• Input rows:
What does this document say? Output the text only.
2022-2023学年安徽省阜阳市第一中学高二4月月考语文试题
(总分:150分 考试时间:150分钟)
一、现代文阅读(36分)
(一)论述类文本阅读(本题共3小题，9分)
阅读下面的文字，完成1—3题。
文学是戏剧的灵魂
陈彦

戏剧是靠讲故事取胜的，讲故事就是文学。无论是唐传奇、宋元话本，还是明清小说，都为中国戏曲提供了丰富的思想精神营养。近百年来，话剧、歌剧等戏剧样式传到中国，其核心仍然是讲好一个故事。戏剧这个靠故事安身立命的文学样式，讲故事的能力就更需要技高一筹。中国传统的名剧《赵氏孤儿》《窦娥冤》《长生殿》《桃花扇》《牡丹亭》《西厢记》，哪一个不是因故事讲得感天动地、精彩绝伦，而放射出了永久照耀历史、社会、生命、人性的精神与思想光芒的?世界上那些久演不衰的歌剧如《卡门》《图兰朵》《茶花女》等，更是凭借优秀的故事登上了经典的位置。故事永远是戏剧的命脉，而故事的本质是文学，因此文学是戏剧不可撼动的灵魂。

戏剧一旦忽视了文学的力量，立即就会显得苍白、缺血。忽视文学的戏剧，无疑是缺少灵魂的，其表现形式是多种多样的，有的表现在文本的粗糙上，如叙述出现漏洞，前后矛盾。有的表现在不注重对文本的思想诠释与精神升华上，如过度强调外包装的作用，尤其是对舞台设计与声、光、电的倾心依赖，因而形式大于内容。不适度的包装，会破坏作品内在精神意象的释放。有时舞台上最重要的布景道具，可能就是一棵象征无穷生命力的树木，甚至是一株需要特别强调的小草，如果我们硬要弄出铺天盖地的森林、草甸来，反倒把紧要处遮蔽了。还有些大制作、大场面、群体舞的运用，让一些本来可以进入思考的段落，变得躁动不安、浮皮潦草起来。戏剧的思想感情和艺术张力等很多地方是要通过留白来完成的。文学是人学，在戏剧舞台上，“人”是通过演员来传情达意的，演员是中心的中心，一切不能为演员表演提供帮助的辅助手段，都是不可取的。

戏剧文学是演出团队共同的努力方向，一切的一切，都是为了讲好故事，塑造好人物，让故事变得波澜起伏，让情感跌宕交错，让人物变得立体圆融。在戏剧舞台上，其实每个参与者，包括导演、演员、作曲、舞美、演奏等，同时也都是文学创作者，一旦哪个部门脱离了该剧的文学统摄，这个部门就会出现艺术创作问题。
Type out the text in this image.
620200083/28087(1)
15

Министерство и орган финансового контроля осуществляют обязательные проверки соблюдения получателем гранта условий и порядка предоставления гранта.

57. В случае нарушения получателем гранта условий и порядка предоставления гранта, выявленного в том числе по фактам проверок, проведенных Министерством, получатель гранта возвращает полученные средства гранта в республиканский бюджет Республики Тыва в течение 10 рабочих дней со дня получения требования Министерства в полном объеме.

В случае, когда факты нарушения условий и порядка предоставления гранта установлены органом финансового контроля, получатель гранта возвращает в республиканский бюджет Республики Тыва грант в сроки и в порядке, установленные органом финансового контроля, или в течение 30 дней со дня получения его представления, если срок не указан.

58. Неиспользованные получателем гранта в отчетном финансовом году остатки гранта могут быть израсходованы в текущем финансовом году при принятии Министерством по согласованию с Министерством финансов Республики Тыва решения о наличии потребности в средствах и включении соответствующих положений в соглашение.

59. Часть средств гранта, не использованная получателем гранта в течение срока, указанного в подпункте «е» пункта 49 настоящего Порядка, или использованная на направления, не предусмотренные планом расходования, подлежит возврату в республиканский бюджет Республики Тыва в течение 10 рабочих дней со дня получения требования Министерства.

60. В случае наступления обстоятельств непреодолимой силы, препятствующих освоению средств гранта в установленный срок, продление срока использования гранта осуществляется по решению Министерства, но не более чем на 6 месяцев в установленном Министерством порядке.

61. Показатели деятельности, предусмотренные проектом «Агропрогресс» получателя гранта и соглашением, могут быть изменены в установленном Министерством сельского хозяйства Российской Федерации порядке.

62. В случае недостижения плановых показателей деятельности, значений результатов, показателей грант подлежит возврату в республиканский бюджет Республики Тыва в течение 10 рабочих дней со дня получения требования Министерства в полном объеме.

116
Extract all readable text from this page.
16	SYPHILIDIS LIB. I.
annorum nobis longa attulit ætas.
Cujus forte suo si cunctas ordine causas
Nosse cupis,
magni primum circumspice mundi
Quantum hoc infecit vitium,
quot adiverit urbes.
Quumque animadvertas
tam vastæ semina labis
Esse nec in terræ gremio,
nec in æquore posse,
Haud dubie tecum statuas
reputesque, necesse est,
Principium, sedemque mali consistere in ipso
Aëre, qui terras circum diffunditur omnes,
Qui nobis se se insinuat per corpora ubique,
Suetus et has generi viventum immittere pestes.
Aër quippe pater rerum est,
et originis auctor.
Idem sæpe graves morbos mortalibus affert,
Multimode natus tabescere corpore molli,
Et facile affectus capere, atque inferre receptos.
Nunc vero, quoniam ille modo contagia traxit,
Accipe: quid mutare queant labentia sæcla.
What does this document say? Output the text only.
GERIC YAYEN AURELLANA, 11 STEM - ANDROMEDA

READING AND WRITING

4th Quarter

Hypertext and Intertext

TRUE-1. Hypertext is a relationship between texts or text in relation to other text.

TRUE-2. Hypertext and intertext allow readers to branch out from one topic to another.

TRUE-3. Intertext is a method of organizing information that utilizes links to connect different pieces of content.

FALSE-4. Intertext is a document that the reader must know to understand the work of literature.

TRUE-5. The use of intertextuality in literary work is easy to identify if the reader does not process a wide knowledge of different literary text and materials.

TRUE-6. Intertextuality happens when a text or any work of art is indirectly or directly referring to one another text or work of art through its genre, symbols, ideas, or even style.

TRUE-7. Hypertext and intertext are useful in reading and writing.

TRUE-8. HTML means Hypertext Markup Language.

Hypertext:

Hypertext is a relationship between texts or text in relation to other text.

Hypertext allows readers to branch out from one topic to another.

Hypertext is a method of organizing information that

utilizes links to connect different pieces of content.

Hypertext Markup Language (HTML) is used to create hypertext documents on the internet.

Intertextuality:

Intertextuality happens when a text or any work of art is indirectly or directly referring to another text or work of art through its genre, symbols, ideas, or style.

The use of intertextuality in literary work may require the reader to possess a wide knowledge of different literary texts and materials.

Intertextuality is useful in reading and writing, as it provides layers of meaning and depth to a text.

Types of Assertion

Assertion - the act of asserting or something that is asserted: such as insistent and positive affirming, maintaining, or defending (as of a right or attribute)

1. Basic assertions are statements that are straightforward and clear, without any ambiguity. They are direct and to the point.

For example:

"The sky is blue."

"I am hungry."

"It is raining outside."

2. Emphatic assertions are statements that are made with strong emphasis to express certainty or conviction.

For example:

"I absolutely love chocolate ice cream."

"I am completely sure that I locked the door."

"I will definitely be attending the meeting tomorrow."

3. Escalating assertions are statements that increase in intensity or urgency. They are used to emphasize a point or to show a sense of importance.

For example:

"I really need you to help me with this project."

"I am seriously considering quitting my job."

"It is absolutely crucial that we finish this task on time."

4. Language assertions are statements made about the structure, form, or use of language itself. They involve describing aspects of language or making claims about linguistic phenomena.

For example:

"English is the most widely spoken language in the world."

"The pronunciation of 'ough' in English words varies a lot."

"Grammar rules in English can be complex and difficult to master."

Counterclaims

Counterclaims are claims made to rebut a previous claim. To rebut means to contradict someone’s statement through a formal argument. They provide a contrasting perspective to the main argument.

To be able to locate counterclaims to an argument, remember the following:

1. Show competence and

• The exercise: Print the material above once more, exactly.

• Exercise response:
What does this document say? Output the text only.
2022-2023学年安徽省阜阳市第一中学高二4月月考语文试题
(总分:150分 考试时间:150分钟)
一、现代文阅读(36分)
(一)论述类文本阅读(本题共3小题，9分)
阅读下面的文字，完成1—3题。
文学是戏剧的灵魂
陈彦

戏剧是靠讲故事取胜的，讲故事就是文学。无论是唐传奇、宋元话本，还是明清小说，都为中国戏曲提供了丰富的思想精神营养。近百年来，话剧、歌剧等戏剧样式传到中国，其核心仍然是讲好一个故事。戏剧这个靠故事安身立命的文学样式，讲故事的能力就更需要技高一筹。中国传统的名剧《赵氏孤儿》《窦娥冤》《长生殿》《桃花扇》《牡丹亭》《西厢记》，哪一个不是因故事讲得感天动地、精彩绝伦，而放射出了永久照耀历史、社会、生命、人性的精神与思想光芒的?世界上那些久演不衰的歌剧如《卡门》《图兰朵》《茶花女》等，更是凭借优秀的故事登上了经典的位置。故事永远是戏剧的命脉，而故事的本质是文学，因此文学是戏剧不可撼动的灵魂。

戏剧一旦忽视了文学的力量，立即就会显得苍白、缺血。忽视文学的戏剧，无疑是缺少灵魂的，其表现形式是多种多样的，有的表现在文本的粗糙上，如叙述出现漏洞，前后矛盾。有的表现在不注重对文本的思想诠释与精神升华上，如过度强调外包装的作用，尤其是对舞台设计与声、光、电的倾心依赖，因而形式大于内容。不适度的包装，会破坏作品内在精神意象的释放。有时舞台上最重要的布景道具，可能就是一棵象征无穷生命力的树木，甚至是一株需要特别强调的小草，如果我们硬要弄出铺天盖地的森林、草甸来，反倒把紧要处遮蔽了。还有些大制作、大场面、群体舞的运用，让一些本来可以进入思考的段落，变得躁动不安、浮皮潦草起来。戏剧的思想感情和艺术张力等很多地方是要通过留白来完成的。文学是人学，在戏剧舞台上，“人”是通过演员来传情达意的，演员是中心的中心，一切不能为演员表演提供帮助的辅助手段，都是不可取的。

戏剧文学是演出团队共同的努力方向，一切的一切，都是为了讲好故事，塑造好人物，让故事变得波澜起伏，让情感跌宕交错，让人物变得立体圆融。在戏剧舞台上，其实每个参与者，包括导演、演员、作曲、舞美、演奏等，同时也都是文学创作者，一旦哪个部门脱离了该剧的文学统摄，这个部门就会出现艺术创作问题。
Type out the text in this image.
620200083/28087(1)
15

Министерство и орган финансового контроля осуществляют обязательные проверки соблюдения получателем гранта условий и порядка предоставления гранта.

57. В случае нарушения получателем гранта условий и порядка предоставления гранта, выявленного в том числе по фактам проверок, проведенных Министерством, получатель гранта возвращает полученные средства гранта в республиканский бюджет Республики Тыва в течение 10 рабочих дней со дня получения требования Министерства в полном объеме.

В случае, когда факты нарушения условий и порядка предоставления гранта установлены органом финансового контроля, получатель гранта возвращает в республиканский бюджет Республики Тыва грант в сроки и в порядке, установленные органом финансового контроля, или в течение 30 дней со дня получения его представления, если срок не указан.

58. Неиспользованные получателем гранта в отчетном финансовом году остатки гранта могут быть израсходованы в текущем финансовом году при принятии Министерством по согласованию с Министерством финансов Республики Тыва решения о наличии потребности в средствах и включении соответствующих положений в соглашение.

59. Часть средств гранта, не использованная получателем гранта в течение срока, указанного в подпункте «е» пункта 49 настоящего Порядка, или использованная на направления, не предусмотренные планом расходования, подлежит возврату в республиканский бюджет Республики Тыва в течение 10 рабочих дней со дня получения требования Министерства.

60. В случае наступления обстоятельств непреодолимой силы, препятствующих освоению средств гранта в установленный срок, продление срока использования гранта осуществляется по решению Министерства, но не более чем на 6 месяцев в установленном Министерством порядке.

61. Показатели деятельности, предусмотренные проектом «Агропрогресс» получателя гранта и соглашением, могут быть изменены в установленном Министерством сельского хозяйства Российской Федерации порядке.

62. В случае недостижения плановых показателей деятельности, значений результатов, показателей грант подлежит возврату в республиканский бюджет Республики Тыва в течение 10 рабочих дней со дня получения требования Министерства в полном объеме.

116
Extract all readable text from this page.
16	SYPHILIDIS LIB. I.
annorum nobis longa attulit ætas.
Cujus forte suo si cunctas ordine causas
Nosse cupis,
magni primum circumspice mundi
Quantum hoc infecit vitium,
quot adiverit urbes.
Quumque animadvertas
tam vastæ semina labis
Esse nec in terræ gremio,
nec in æquore posse,
Haud dubie tecum statuas
reputesque, necesse est,
Principium, sedemque mali consistere in ipso
Aëre, qui terras circum diffunditur omnes,
Qui nobis se se insinuat per corpora ubique,
Suetus et has generi viventum immittere pestes.
Aër quippe pater rerum est,
et originis auctor.
Idem sæpe graves morbos mortalibus affert,
Multimode natus tabescere corpore molli,
Et facile affectus capere, atque inferre receptos.
Nunc vero, quoniam ille modo contagia traxit,
Accipe: quid mutare queant labentia sæcla.
What does this document say? Output the text only.
GERIC YAYEN AURELLANA, 11 STEM - ANDROMEDA

READING AND WRITING

4th Quarter

Hypertext and Intertext

TRUE-1. Hypertext is a relationship between texts or text in relation to other text.

TRUE-2. Hypertext and intertext allow readers to branch out from one topic to another.

TRUE-3. Intertext is a method of organizing information that utilizes links to connect different pieces of content.

FALSE-4. Intertext is a document that the reader must know to understand the work of literature.

TRUE-5. The use of intertextuality in literary work is easy to identify if the reader does not process a wide knowledge of different literary text and materials.

TRUE-6. Intertextuality happens when a text or any work of art is indirectly or directly referring to one another text or work of art through its genre, symbols, ideas, or even style.

TRUE-7. Hypertext and intertext are useful in reading and writing.

TRUE-8. HTML means Hypertext Markup Language.

Hypertext:

Hypertext is a relationship between texts or text in relation to other text.

Hypertext allows readers to branch out from one topic to another.

Hypertext is a method of organizing information that

utilizes links to connect different pieces of content.

Hypertext Markup Language (HTML) is used to create hypertext documents on the internet.

Intertextuality:

Intertextuality happens when a text or any work of art is indirectly or directly referring to another text or work of art through its genre, symbols, ideas, or style.

The use of intertextuality in literary work may require the reader to possess a wide knowledge of different literary texts and materials.

Intertextuality is useful in reading and writing, as it provides layers of meaning and depth to a text.

Types of Assertion

Assertion - the act of asserting or something that is asserted: such as insistent and positive affirming, maintaining, or defending (as of a right or attribute)

1. Basic assertions are statements that are straightforward and clear, without any ambiguity. They are direct and to the point.

For example:

"The sky is blue."

"I am hungry."

"It is raining outside."

2. Emphatic assertions are statements that are made with strong emphasis to express certainty or conviction.

For example:

"I absolutely love chocolate ice cream."

"I am completely sure that I locked the door."

"I will definitely be attending the meeting tomorrow."

3. Escalating assertions are statements that increase in intensity or urgency. They are used to emphasize a point or to show a sense of importance.

For example:

"I really need you to help me with this project."

"I am seriously considering quitting my job."

"It is absolutely crucial that we finish this task on time."

4. Language assertions are statements made about the structure, form, or use of language itself. They involve describing aspects of language or making claims about linguistic phenomena.

For example:

"English is the most widely spoken language in the world."

"The pronunciation of 'ough' in English words varies a lot."

"Grammar rules in English can be complex and difficult to master."

Counterclaims

Counterclaims are claims made to rebut a previous claim. To rebut means to contradict someone’s statement through a formal argument. They provide a contrasting perspective to the main argument.

To be able to locate counterclaims to an argument, remember the following:

1. Show competence and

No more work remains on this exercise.